**Exercise requirements**
Reproduce all the entries exactly.

**Task inputs**

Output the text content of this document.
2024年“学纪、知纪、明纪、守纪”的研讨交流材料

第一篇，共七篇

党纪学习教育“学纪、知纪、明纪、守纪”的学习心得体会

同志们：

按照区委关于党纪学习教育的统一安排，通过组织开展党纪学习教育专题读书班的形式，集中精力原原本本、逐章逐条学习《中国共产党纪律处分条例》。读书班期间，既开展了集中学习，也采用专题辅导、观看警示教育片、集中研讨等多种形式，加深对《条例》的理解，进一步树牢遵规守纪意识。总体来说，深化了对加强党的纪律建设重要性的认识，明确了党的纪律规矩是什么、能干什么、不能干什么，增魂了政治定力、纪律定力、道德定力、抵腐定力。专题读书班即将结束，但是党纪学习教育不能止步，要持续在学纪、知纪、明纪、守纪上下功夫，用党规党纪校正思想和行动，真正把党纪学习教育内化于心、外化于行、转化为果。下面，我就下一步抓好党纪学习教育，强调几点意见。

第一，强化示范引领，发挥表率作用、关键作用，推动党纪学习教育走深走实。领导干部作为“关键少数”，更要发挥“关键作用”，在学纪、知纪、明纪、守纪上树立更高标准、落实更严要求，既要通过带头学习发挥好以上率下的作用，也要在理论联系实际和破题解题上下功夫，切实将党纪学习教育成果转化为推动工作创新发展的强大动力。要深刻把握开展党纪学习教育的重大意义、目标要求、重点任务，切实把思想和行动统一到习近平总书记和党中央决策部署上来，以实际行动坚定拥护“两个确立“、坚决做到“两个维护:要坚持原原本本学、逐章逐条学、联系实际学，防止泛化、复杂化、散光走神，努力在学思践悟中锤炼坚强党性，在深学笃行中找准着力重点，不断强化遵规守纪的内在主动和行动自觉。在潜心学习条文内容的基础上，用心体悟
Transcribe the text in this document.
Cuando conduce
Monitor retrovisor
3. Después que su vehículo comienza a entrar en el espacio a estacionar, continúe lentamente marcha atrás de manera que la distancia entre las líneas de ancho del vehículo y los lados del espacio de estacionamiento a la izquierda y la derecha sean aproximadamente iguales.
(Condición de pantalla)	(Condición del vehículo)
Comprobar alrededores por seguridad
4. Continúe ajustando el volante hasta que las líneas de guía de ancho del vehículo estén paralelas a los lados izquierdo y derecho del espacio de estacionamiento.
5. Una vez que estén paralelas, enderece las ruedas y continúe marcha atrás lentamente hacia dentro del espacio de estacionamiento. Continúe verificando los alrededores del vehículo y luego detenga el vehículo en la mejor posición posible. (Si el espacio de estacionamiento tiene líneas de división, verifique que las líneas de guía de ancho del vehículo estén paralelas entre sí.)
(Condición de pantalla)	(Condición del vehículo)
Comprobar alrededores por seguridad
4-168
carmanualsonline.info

**Completed task**
Output the text content of this document.
2024年“学纪、知纪、明纪、守纪”的研讨交流材料

第一篇，共七篇

党纪学习教育“学纪、知纪、明纪、守纪”的学习心得体会

同志们：

按照区委关于党纪学习教育的统一安排，通过组织开展党纪学习教育专题读书班的形式，集中精力原原本本、逐章逐条学习《中国共产党纪律处分条例》。读书班期间，既开展了集中学习，也采用专题辅导、观看警示教育片、集中研讨等多种形式，加深对《条例》的理解，进一步树牢遵规守纪意识。总体来说，深化了对加强党的纪律建设重要性的认识，明确了党的纪律规矩是什么、能干什么、不能干什么，增魂了政治定力、纪律定力、道德定力、抵腐定力。专题读书班即将结束，但是党纪学习教育不能止步，要持续在学纪、知纪、明纪、守纪上下功夫，用党规党纪校正思想和行动，真正把党纪学习教育内化于心、外化于行、转化为果。下面，我就下一步抓好党纪学习教育，强调几点意见。

第一，强化示范引领，发挥表率作用、关键作用，推动党纪学习教育走深走实。领导干部作为“关键少数”，更要发挥“关键作用”，在学纪、知纪、明纪、守纪上树立更高标准、落实更严要求，既要通过带头学习发挥好以上率下的作用，也要在理论联系实际和破题解题上下功夫，切实将党纪学习教育成果转化为推动工作创新发展的强大动力。要深刻把握开展党纪学习教育的重大意义、目标要求、重点任务，切实把思想和行动统一到习近平总书记和党中央决策部署上来，以实际行动坚定拥护“两个确立“、坚决做到“两个维护:要坚持原原本本学、逐章逐条学、联系实际学，防止泛化、复杂化、散光走神，努力在学思践悟中锤炼坚强党性，在深学笃行中找准着力重点，不断强化遵规守纪的内在主动和行动自觉。在潜心学习条文内容的基础上，用心体悟
Transcribe the text in this document.
Cuando conduce
Monitor retrovisor
3. Después que su vehículo comienza a entrar en el espacio a estacionar, continúe lentamente marcha atrás de manera que la distancia entre las líneas de ancho del vehículo y los lados del espacio de estacionamiento a la izquierda y la derecha sean aproximadamente iguales.
(Condición de pantalla)	(Condición del vehículo)
Comprobar alrededores por seguridad
4. Continúe ajustando el volante hasta que las líneas de guía de ancho del vehículo estén paralelas a los lados izquierdo y derecho del espacio de estacionamiento.
5. Una vez que estén paralelas, enderece las ruedas y continúe marcha atrás lentamente hacia dentro del espacio de estacionamiento. Continúe verificando los alrededores del vehículo y luego detenga el vehículo en la mejor posición posible. (Si el espacio de estacionamiento tiene líneas de división, verifique que las líneas de guía de ancho del vehículo estén paralelas entre sí.)
(Condición de pantalla)	(Condición del vehículo)
Comprobar alrededores por seguridad
4-168
carmanualsonline.info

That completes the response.